### Dataset records ###

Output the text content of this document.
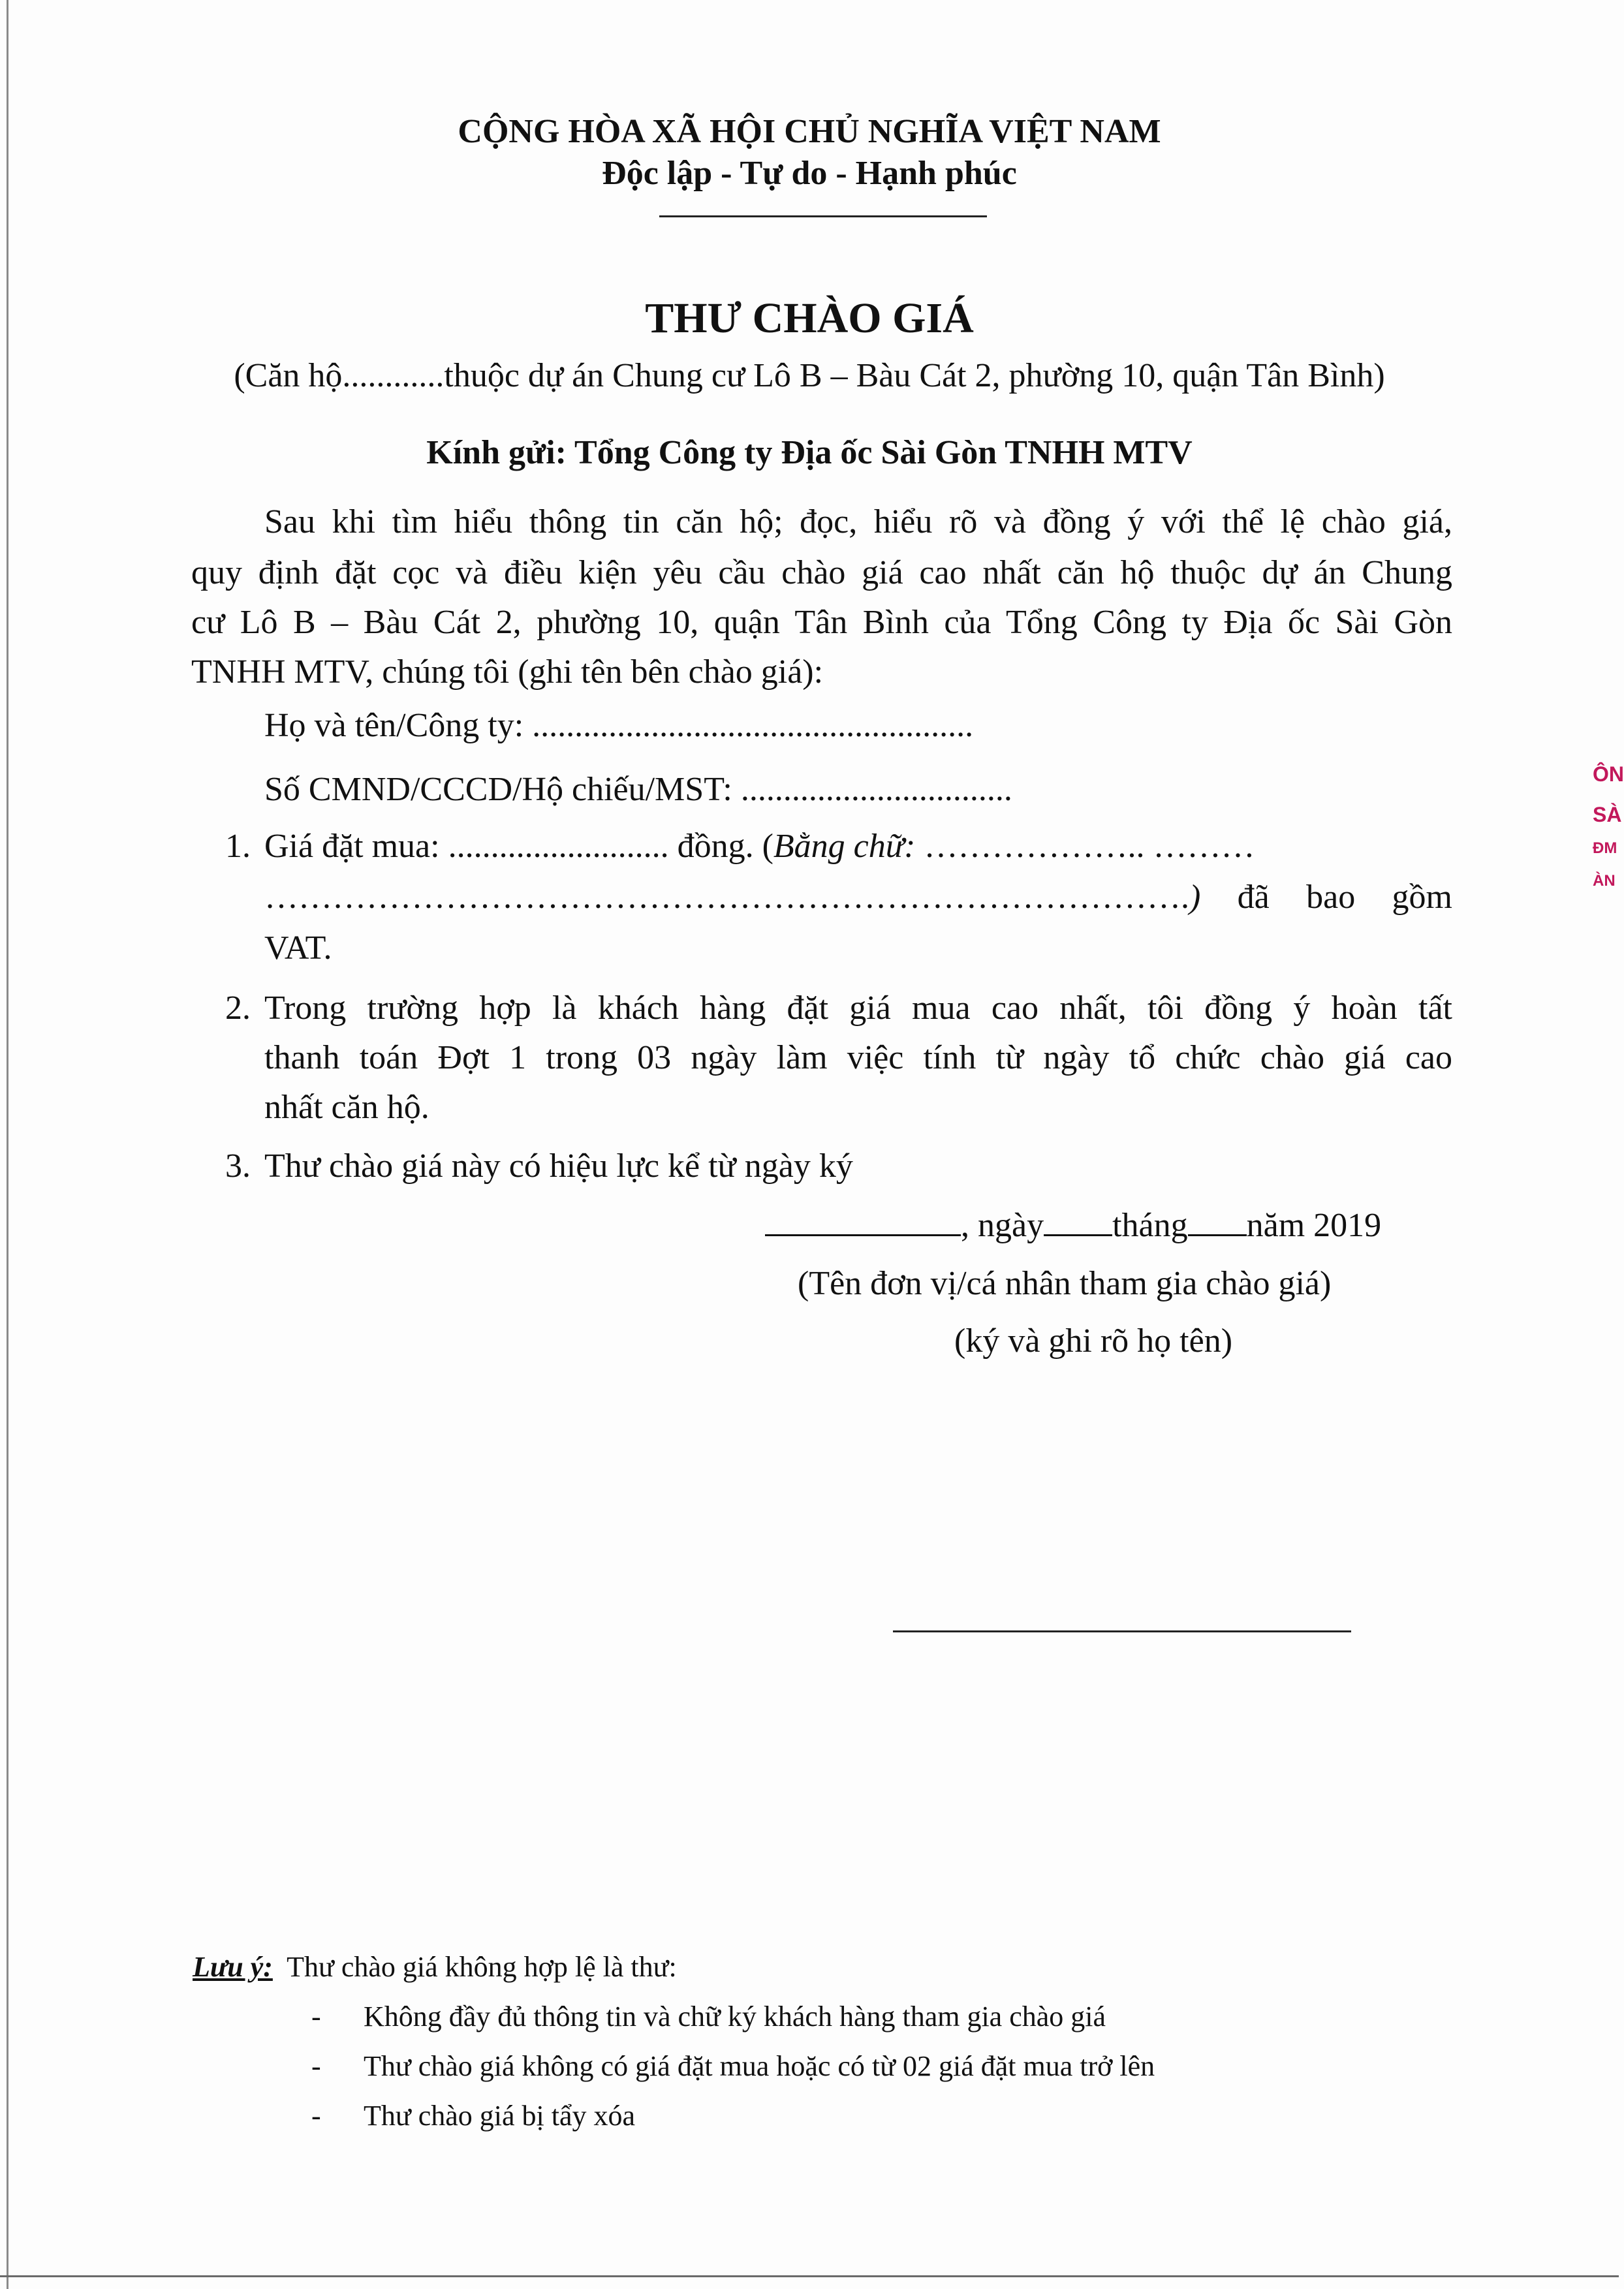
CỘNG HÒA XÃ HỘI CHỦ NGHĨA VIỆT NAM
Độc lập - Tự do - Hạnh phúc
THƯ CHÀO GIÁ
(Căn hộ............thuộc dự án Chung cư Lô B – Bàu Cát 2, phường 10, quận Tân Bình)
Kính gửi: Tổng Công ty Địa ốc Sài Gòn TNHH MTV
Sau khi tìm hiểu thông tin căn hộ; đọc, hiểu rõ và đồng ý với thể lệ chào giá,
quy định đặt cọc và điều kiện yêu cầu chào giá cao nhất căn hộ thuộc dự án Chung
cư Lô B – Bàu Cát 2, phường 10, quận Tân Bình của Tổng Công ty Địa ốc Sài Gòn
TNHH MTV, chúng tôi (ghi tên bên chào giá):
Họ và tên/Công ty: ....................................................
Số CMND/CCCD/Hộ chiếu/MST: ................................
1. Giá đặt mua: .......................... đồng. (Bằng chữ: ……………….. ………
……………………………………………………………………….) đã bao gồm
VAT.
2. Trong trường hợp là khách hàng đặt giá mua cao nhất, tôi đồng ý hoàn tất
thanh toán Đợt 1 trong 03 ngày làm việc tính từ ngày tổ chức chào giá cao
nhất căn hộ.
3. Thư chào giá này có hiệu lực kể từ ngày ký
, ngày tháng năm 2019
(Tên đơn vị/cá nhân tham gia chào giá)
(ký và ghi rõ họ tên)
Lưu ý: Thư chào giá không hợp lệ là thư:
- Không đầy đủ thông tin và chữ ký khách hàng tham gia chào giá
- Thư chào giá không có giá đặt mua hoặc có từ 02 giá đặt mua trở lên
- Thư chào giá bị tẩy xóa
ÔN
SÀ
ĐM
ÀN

###

Every record must be copied exactly, with the pictures left out.

Response =>
Output the text content of this document.
CỘNG HÒA XÃ HỘI CHỦ NGHĨA VIỆT NAM
Độc lập - Tự do - Hạnh phúc
THƯ CHÀO GIÁ
(Căn hộ............thuộc dự án Chung cư Lô B – Bàu Cát 2, phường 10, quận Tân Bình)
Kính gửi: Tổng Công ty Địa ốc Sài Gòn TNHH MTV
Sau khi tìm hiểu thông tin căn hộ; đọc, hiểu rõ và đồng ý với thể lệ chào giá,
quy định đặt cọc và điều kiện yêu cầu chào giá cao nhất căn hộ thuộc dự án Chung
cư Lô B – Bàu Cát 2, phường 10, quận Tân Bình của Tổng Công ty Địa ốc Sài Gòn
TNHH MTV, chúng tôi (ghi tên bên chào giá):
Họ và tên/Công ty: ....................................................
Số CMND/CCCD/Hộ chiếu/MST: ................................
1. Giá đặt mua: .......................... đồng. (Bằng chữ: ……………….. ………
……………………………………………………………………….) đã bao gồm
VAT.
2. Trong trường hợp là khách hàng đặt giá mua cao nhất, tôi đồng ý hoàn tất
thanh toán Đợt 1 trong 03 ngày làm việc tính từ ngày tổ chức chào giá cao
nhất căn hộ.
3. Thư chào giá này có hiệu lực kể từ ngày ký
, ngày tháng năm 2019
(Tên đơn vị/cá nhân tham gia chào giá)
(ký và ghi rõ họ tên)
Lưu ý: Thư chào giá không hợp lệ là thư:
- Không đầy đủ thông tin và chữ ký khách hàng tham gia chào giá
- Thư chào giá không có giá đặt mua hoặc có từ 02 giá đặt mua trở lên
- Thư chào giá bị tẩy xóa
ÔN
SÀ
ĐM
ÀN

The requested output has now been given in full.